** PROBLEM **
Your answer must be an exact copy of all the entries.

[Excerpts from a dataset]
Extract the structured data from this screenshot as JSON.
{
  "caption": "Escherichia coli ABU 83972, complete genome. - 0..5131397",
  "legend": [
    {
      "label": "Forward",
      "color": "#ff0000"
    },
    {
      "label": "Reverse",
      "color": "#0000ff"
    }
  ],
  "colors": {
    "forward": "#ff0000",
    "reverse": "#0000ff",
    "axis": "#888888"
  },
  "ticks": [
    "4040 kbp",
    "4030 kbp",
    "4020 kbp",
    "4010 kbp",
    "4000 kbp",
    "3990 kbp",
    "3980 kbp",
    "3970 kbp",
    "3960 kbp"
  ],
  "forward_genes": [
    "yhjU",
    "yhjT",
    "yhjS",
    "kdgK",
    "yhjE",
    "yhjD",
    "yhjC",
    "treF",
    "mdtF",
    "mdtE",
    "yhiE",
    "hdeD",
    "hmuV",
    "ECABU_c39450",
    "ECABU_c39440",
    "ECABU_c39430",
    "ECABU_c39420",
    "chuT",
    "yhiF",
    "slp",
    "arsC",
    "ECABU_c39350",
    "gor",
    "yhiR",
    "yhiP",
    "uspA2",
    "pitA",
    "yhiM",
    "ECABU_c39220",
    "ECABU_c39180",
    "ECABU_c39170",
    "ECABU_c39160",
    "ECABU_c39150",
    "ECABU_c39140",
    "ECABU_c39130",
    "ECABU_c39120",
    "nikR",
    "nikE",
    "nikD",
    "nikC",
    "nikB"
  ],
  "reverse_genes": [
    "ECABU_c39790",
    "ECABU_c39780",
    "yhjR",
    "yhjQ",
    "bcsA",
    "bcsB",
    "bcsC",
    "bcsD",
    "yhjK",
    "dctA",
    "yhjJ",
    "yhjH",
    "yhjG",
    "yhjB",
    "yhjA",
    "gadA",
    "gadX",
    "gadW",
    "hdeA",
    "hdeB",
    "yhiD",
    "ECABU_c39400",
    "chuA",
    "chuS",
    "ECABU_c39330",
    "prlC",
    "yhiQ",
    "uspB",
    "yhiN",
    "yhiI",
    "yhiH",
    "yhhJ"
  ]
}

** TASK OUTPUT **
Extract the structured data from this screenshot as JSON.
{
  "caption": "Escherichia coli ABU 83972, complete genome. - 0..5131397",
  "legend": [
    {
      "label": "Forward",
      "color": "#ff0000"
    },
    {
      "label": "Reverse",
      "color": "#0000ff"
    }
  ],
  "colors": {
    "forward": "#ff0000",
    "reverse": "#0000ff",
    "axis": "#888888"
  },
  "ticks": [
    "4040 kbp",
    "4030 kbp",
    "4020 kbp",
    "4010 kbp",
    "4000 kbp",
    "3990 kbp",
    "3980 kbp",
    "3970 kbp",
    "3960 kbp"
  ],
  "forward_genes": [
    "yhjU",
    "yhjT",
    "yhjS",
    "kdgK",
    "yhjE",
    "yhjD",
    "yhjC",
    "treF",
    "mdtF",
    "mdtE",
    "yhiE",
    "hdeD",
    "hmuV",
    "ECABU_c39450",
    "ECABU_c39440",
    "ECABU_c39430",
    "ECABU_c39420",
    "chuT",
    "yhiF",
    "slp",
    "arsC",
    "ECABU_c39350",
    "gor",
    "yhiR",
    "yhiP",
    "uspA2",
    "pitA",
    "yhiM",
    "ECABU_c39220",
    "ECABU_c39180",
    "ECABU_c39170",
    "ECABU_c39160",
    "ECABU_c39150",
    "ECABU_c39140",
    "ECABU_c39130",
    "ECABU_c39120",
    "nikR",
    "nikE",
    "nikD",
    "nikC",
    "nikB"
  ],
  "reverse_genes": [
    "ECABU_c39790",
    "ECABU_c39780",
    "yhjR",
    "yhjQ",
    "bcsA",
    "bcsB",
    "bcsC",
    "bcsD",
    "yhjK",
    "dctA",
    "yhjJ",
    "yhjH",
    "yhjG",
    "yhjB",
    "yhjA",
    "gadA",
    "gadX",
    "gadW",
    "hdeA",
    "hdeB",
    "yhiD",
    "ECABU_c39400",
    "chuA",
    "chuS",
    "ECABU_c39330",
    "prlC",
    "yhiQ",
    "uspB",
    "yhiN",
    "yhiI",
    "yhiH",
    "yhhJ"
  ]
}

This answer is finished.